▸ TASK BRIEF
Copy each line of the records that contains the word "BVNL".

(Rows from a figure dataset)
* * *
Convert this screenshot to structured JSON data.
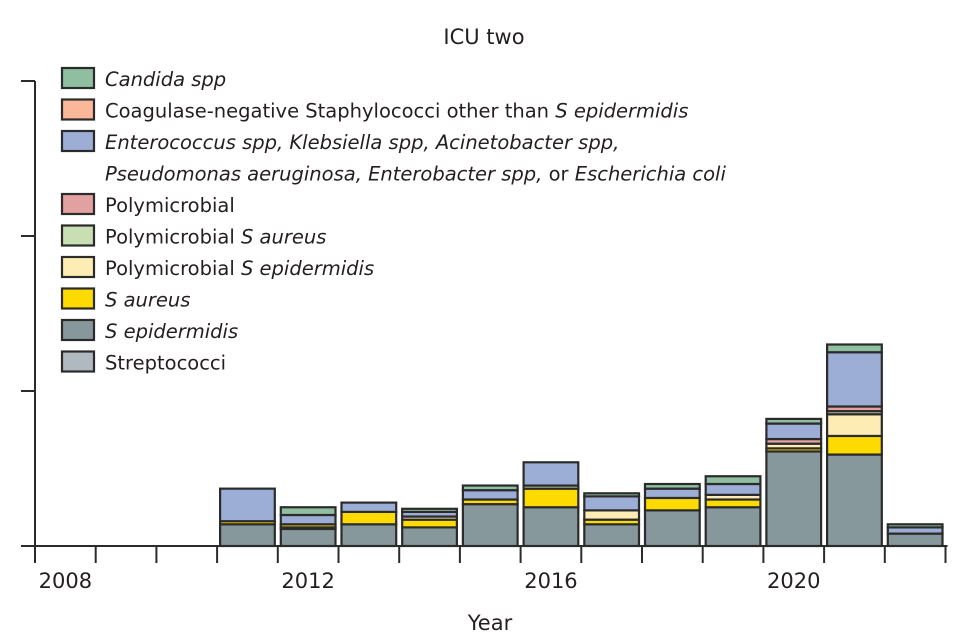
{
  "chart_data": {
    "type": "bar",
    "stacked": true,
    "title": "ICU two",
    "xlabel": "Year",
    "ylabel": "",
    "ylim": [
      0,
      30
    ],
    "yticks": [
      0,
      10,
      20,
      30
    ],
    "ytick_labels_shown": false,
    "x_range": [
      2008,
      2022
    ],
    "xtick_labels": [
      {
        "year": 2008,
        "label": "2008"
      },
      {
        "year": 2012,
        "label": "2012"
      },
      {
        "year": 2016,
        "label": "2016"
      },
      {
        "year": 2020,
        "label": "2020"
      }
    ],
    "grid": false,
    "legend_position": "top-left",
    "categories": [
      2011,
      2012,
      2013,
      2014,
      2015,
      2016,
      2017,
      2018,
      2019,
      2020,
      2021,
      2022
    ],
    "series": [
      {
        "key": "s_epidermidis",
        "name": "S epidermidis",
        "color": "#87989c",
        "values": [
          1.4,
          1.1,
          1.4,
          1.2,
          2.7,
          2.5,
          1.4,
          2.3,
          2.5,
          6.1,
          5.9,
          0.8
        ]
      },
      {
        "key": "streptococci",
        "name": "Streptococci",
        "color": "#b1b9c0",
        "values": [
          0,
          0.1,
          0,
          0,
          0,
          0,
          0,
          0,
          0,
          0,
          0,
          0
        ]
      },
      {
        "key": "s_aureus",
        "name": "S aureus",
        "color": "#fedb00",
        "values": [
          0.2,
          0.2,
          0.8,
          0.5,
          0.3,
          1.2,
          0.3,
          0.8,
          0.5,
          0.2,
          1.2,
          0
        ]
      },
      {
        "key": "poly_s_epidermidis",
        "name": "Polymicrobial S epidermidis",
        "color": "#fdedb5",
        "values": [
          0,
          0,
          0,
          0.2,
          0,
          0,
          0.6,
          0,
          0.3,
          0.3,
          1.4,
          0
        ]
      },
      {
        "key": "poly_s_aureus",
        "name": "Polymicrobial S aureus",
        "color": "#c8dfb4",
        "values": [
          0,
          0,
          0,
          0,
          0,
          0.2,
          0,
          0,
          0,
          0,
          0.2,
          0
        ]
      },
      {
        "key": "polymicrobial",
        "name": "Polymicrobial",
        "color": "#e3a0a0",
        "values": [
          0,
          0,
          0,
          0,
          0,
          0,
          0,
          0,
          0,
          0.3,
          0.3,
          0
        ]
      },
      {
        "key": "enterococcus_etc",
        "name": "Enterococcus spp, Klebsiella spp, Acinetobacter spp, Pseudomonas aeruginosa, Enterobacter spp, or Escherichia coli",
        "color": "#9daed6",
        "values": [
          2.1,
          0.6,
          0.6,
          0.3,
          0.6,
          1.5,
          0.9,
          0.6,
          0.7,
          1.0,
          3.5,
          0.4
        ]
      },
      {
        "key": "cons_other",
        "name": "Coagulase-negative Staphylococci other than S epidermidis",
        "color": "#fbb79a",
        "values": [
          0,
          0,
          0,
          0,
          0,
          0,
          0,
          0,
          0,
          0,
          0,
          0
        ]
      },
      {
        "key": "candida",
        "name": "Candida spp",
        "color": "#8fbfa0",
        "values": [
          0,
          0.5,
          0,
          0.2,
          0.3,
          0,
          0.2,
          0.3,
          0.5,
          0.3,
          0.5,
          0.2
        ]
      }
    ],
    "legend": [
      {
        "key": "candida",
        "color": "#8fbfa0",
        "parts": [
          {
            "t": "Candida spp",
            "i": true
          }
        ]
      },
      {
        "key": "cons_other",
        "color": "#fbb79a",
        "parts": [
          {
            "t": "Coagulase-negative Staphylococci other than ",
            "i": false
          },
          {
            "t": "S epidermidis",
            "i": true
          }
        ]
      },
      {
        "key": "enterococcus_etc",
        "color": "#9daed6",
        "parts": [
          {
            "t": "Enterococcus spp, Klebsiella spp, Acinetobacter spp,",
            "i": true
          }
        ],
        "continuation": [
          {
            "t": "Pseudomonas aeruginosa, Enterobacter spp,",
            "i": true
          },
          {
            "t": " or ",
            "i": false
          },
          {
            "t": "Escherichia coli",
            "i": true
          }
        ]
      },
      {
        "key": "polymicrobial",
        "color": "#e3a0a0",
        "parts": [
          {
            "t": "Polymicrobial",
            "i": false
          }
        ]
      },
      {
        "key": "poly_s_aureus",
        "color": "#c8dfb4",
        "parts": [
          {
            "t": "Polymicrobial ",
            "i": false
          },
          {
            "t": "S aureus",
            "i": true
          }
        ]
      },
      {
        "key": "poly_s_epidermidis",
        "color": "#fdedb5",
        "parts": [
          {
            "t": "Polymicrobial ",
            "i": false
          },
          {
            "t": "S epidermidis",
            "i": true
          }
        ]
      },
      {
        "key": "s_aureus",
        "color": "#fedb00",
        "parts": [
          {
            "t": "S aureus",
            "i": true
          }
        ]
      },
      {
        "key": "s_epidermidis",
        "color": "#87989c",
        "parts": [
          {
            "t": "S epidermidis",
            "i": true
          }
        ]
      },
      {
        "key": "streptococci",
        "color": "#b1b9c0",
        "parts": [
          {
            "t": "Streptococci",
            "i": false
          }
        ]
      }
    ]
  }
}
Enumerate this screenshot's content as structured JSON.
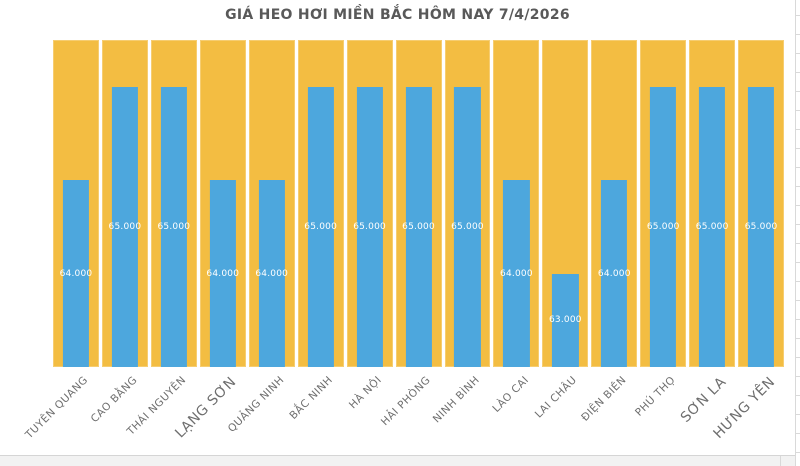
{
  "chart_data": {
    "type": "bar",
    "title": "GIÁ HEO HƠI MIỀN BẮC HÔM NAY 7/4/2026",
    "categories": [
      "TUYÊN QUANG",
      "CAO BẰNG",
      "THÁI NGUYÊN",
      "LẠNG SƠN",
      "QUẢNG NINH",
      "BẮC NINH",
      "HÀ NỘI",
      "HẢI PHÒNG",
      "NINH BÌNH",
      "LÀO CAI",
      "LAI CHÂU",
      "ĐIỆN BIÊN",
      "PHÚ THỌ",
      "SƠN LA",
      "HƯNG YÊN"
    ],
    "values": [
      64000,
      65000,
      65000,
      64000,
      64000,
      65000,
      65000,
      65000,
      65000,
      64000,
      63000,
      64000,
      65000,
      65000,
      65000
    ],
    "value_labels": [
      "64.000",
      "65.000",
      "65.000",
      "64.000",
      "64.000",
      "65.000",
      "65.000",
      "65.000",
      "65.000",
      "64.000",
      "63.000",
      "64.000",
      "65.000",
      "65.000",
      "65.000"
    ],
    "ylim": [
      62000,
      65500
    ],
    "xlabel": "",
    "ylabel": "",
    "legend": "none",
    "gridlines": false,
    "x_label_rotation": -45,
    "x_label_large_indices": [
      3,
      13,
      14
    ],
    "bar_color": "#4DA7DD",
    "track_color": "#F3BD42",
    "title_color": "#595959",
    "label_color": "#6E6E6E",
    "data_label_color": "#FFFFFF"
  }
}
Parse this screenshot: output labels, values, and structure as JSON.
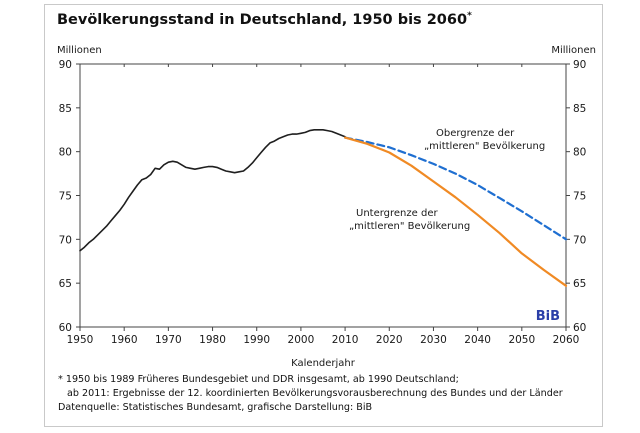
{
  "title_text": "Bevölkerungsstand in Deutschland, 1950 bis 2060",
  "title_mark": "*",
  "colors": {
    "historical": "#1f1f1f",
    "lower_bound": "#f08a24",
    "upper_bound": "#1f6fd1",
    "logo": "#2b3fa8",
    "axis": "#444444"
  },
  "chart_data": {
    "type": "line",
    "title": "Bevölkerungsstand in Deutschland, 1950 bis 2060",
    "xlabel": "Kalenderjahr",
    "ylabel_left": "Millionen",
    "ylabel_right": "Millionen",
    "xlim": [
      1950,
      2060
    ],
    "ylim": [
      60,
      90
    ],
    "x_ticks": [
      1950,
      1960,
      1970,
      1980,
      1990,
      2000,
      2010,
      2020,
      2030,
      2040,
      2050,
      2060
    ],
    "y_ticks": [
      60,
      65,
      70,
      75,
      80,
      85,
      90
    ],
    "grid": false,
    "series": [
      {
        "key": "historical",
        "style": "solid",
        "x": [
          1950,
          1951,
          1952,
          1953,
          1954,
          1955,
          1956,
          1957,
          1958,
          1959,
          1960,
          1961,
          1962,
          1963,
          1964,
          1965,
          1966,
          1967,
          1968,
          1969,
          1970,
          1971,
          1972,
          1973,
          1974,
          1975,
          1976,
          1977,
          1978,
          1979,
          1980,
          1981,
          1982,
          1983,
          1984,
          1985,
          1986,
          1987,
          1988,
          1989,
          1990,
          1991,
          1992,
          1993,
          1994,
          1995,
          1996,
          1997,
          1998,
          1999,
          2000,
          2001,
          2002,
          2003,
          2004,
          2005,
          2006,
          2007,
          2008,
          2009,
          2010
        ],
        "y": [
          68.7,
          69.1,
          69.6,
          70.0,
          70.5,
          71.0,
          71.5,
          72.1,
          72.7,
          73.3,
          74.0,
          74.8,
          75.5,
          76.2,
          76.8,
          77.0,
          77.4,
          78.1,
          78.0,
          78.5,
          78.8,
          78.9,
          78.8,
          78.5,
          78.2,
          78.1,
          78.0,
          78.1,
          78.2,
          78.3,
          78.3,
          78.2,
          78.0,
          77.8,
          77.7,
          77.6,
          77.7,
          77.8,
          78.2,
          78.7,
          79.3,
          79.9,
          80.5,
          81.0,
          81.2,
          81.5,
          81.7,
          81.9,
          82.0,
          82.0,
          82.1,
          82.2,
          82.4,
          82.5,
          82.5,
          82.5,
          82.4,
          82.3,
          82.1,
          81.9,
          81.7
        ]
      },
      {
        "key": "upper_bound",
        "style": "dashed",
        "x": [
          2010,
          2015,
          2020,
          2025,
          2030,
          2035,
          2040,
          2045,
          2050,
          2055,
          2060
        ],
        "y": [
          81.6,
          81.1,
          80.5,
          79.6,
          78.6,
          77.5,
          76.2,
          74.7,
          73.2,
          71.6,
          70.0
        ]
      },
      {
        "key": "lower_bound",
        "style": "solid",
        "x": [
          2010,
          2015,
          2020,
          2025,
          2030,
          2035,
          2040,
          2045,
          2050,
          2055,
          2060
        ],
        "y": [
          81.6,
          80.9,
          79.9,
          78.4,
          76.6,
          74.8,
          72.8,
          70.7,
          68.4,
          66.5,
          64.7
        ]
      }
    ],
    "annotations": {
      "upper_line1": "Obergrenze der",
      "upper_line2": "„mittleren\" Bevölkerung",
      "lower_line1": "Untergrenze der",
      "lower_line2": "„mittleren\" Bevölkerung"
    },
    "logo_text": "BiB"
  },
  "footnotes": {
    "line1": "* 1950 bis 1989 Früheres Bundesgebiet und DDR insgesamt, ab 1990 Deutschland;",
    "line2": "ab 2011: Ergebnisse der 12. koordinierten Bevölkerungsvorausberechnung des Bundes und der Länder",
    "line3": "Datenquelle: Statistisches Bundesamt, grafische Darstellung: BiB"
  }
}
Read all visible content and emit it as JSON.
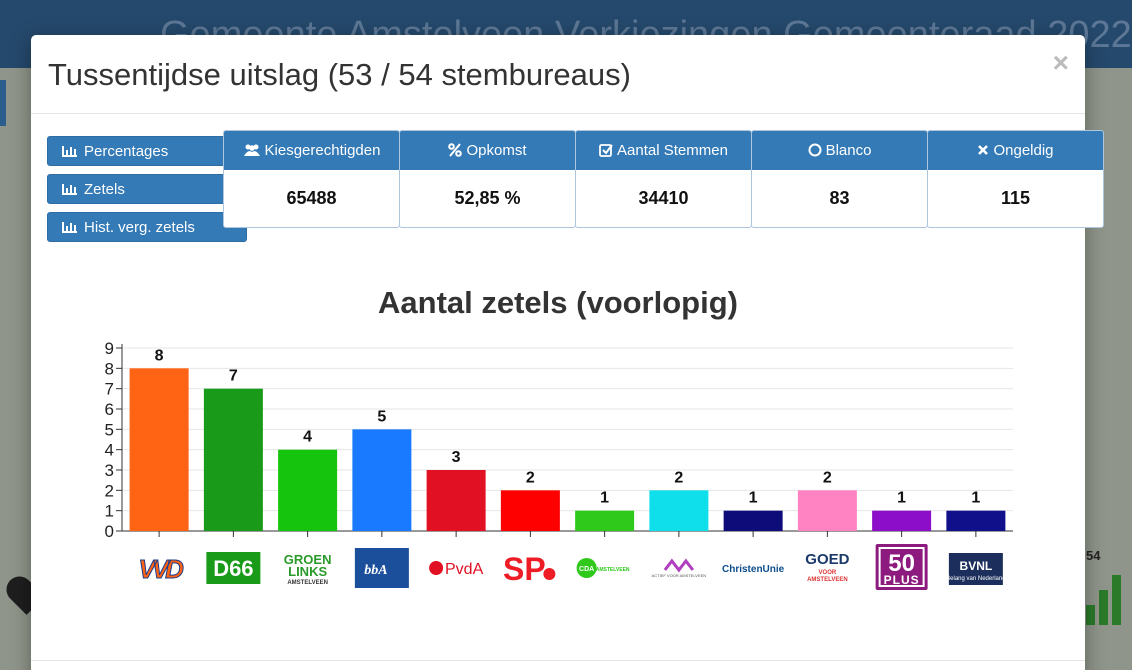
{
  "background": {
    "title": "Gemeente Amstelveen Verkiezingen Gemeenteraad 2022",
    "side_number": "54"
  },
  "modal": {
    "title": "Tussentijdse uitslag (53 / 54 stembureaus)",
    "close_label": "×"
  },
  "side_buttons": [
    {
      "label": "Percentages"
    },
    {
      "label": "Zetels"
    },
    {
      "label": "Hist. verg. zetels"
    }
  ],
  "stats": [
    {
      "label": "Kiesgerechtigden",
      "icon": "users-icon",
      "value": "65488"
    },
    {
      "label": "Opkomst",
      "icon": "percent-icon",
      "value": "52,85 %"
    },
    {
      "label": "Aantal Stemmen",
      "icon": "check-square-icon",
      "value": "34410"
    },
    {
      "label": "Blanco",
      "icon": "circle-icon",
      "value": "83"
    },
    {
      "label": "Ongeldig",
      "icon": "x-icon",
      "value": "115"
    }
  ],
  "chart_data": {
    "type": "bar",
    "title": "Aantal zetels (voorlopig)",
    "categories": [
      "VVD",
      "D66",
      "GROENLINKS AMSTELVEEN",
      "bbA",
      "PvdA",
      "SP",
      "CDA AMSTELVEEN",
      "Actief voor Amstelveen",
      "ChristenUnie",
      "GOED VOOR AMSTELVEEN",
      "50PLUS",
      "BVNL Belang van Nederland"
    ],
    "values": [
      8,
      7,
      4,
      5,
      3,
      2,
      1,
      2,
      1,
      2,
      1,
      1
    ],
    "data_labels": [
      "8",
      "7",
      "4",
      "5",
      "3",
      "2",
      "1",
      "2",
      "1",
      "2",
      "1",
      "1"
    ],
    "colors": [
      "#ff6314",
      "#1a9a19",
      "#15c40d",
      "#1a7aff",
      "#e11022",
      "#ff0000",
      "#2ec91b",
      "#0fdfea",
      "#0e0c78",
      "#ff82c3",
      "#8d0ec8",
      "#10108b"
    ],
    "ylim": [
      0,
      9
    ],
    "yticks": [
      "0",
      "1",
      "2",
      "3",
      "4",
      "5",
      "6",
      "7",
      "8",
      "9"
    ],
    "grid": true,
    "xlabel": "",
    "ylabel": "",
    "logos": [
      {
        "text": "VVD",
        "color": "#ff6314"
      },
      {
        "text": "D66",
        "color": "#1a9a19"
      },
      {
        "text": "GROEN",
        "text2": "LINKS",
        "text3": "AMSTELVEEN",
        "color": "#3aa935"
      },
      {
        "text": "bbA",
        "color": "#1b4e9b"
      },
      {
        "text": "PvdA",
        "color": "#e11022"
      },
      {
        "text": "SP",
        "color": "#ee1c25"
      },
      {
        "text": "CDA",
        "text2": "AMSTELVEEN",
        "color": "#2ec91b"
      },
      {
        "text": "ACTIEF VOOR AMSTELVEEN",
        "color": "#b03fbf"
      },
      {
        "text": "ChristenUnie",
        "color": "#0d4d8c"
      },
      {
        "text": "GOED",
        "text2": "VOOR",
        "text3": "AMSTELVEEN",
        "color": "#1b3a6b"
      },
      {
        "text": "50",
        "text2": "PLUS",
        "color": "#8d1a7e"
      },
      {
        "text": "BVNL",
        "text2": "Belang van Nederland",
        "color": "#1c2f5c"
      }
    ]
  }
}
* * *
▸ EXPECTED ANSWER
      "BVNL Belang van Nederland"
        "text": "BVNL",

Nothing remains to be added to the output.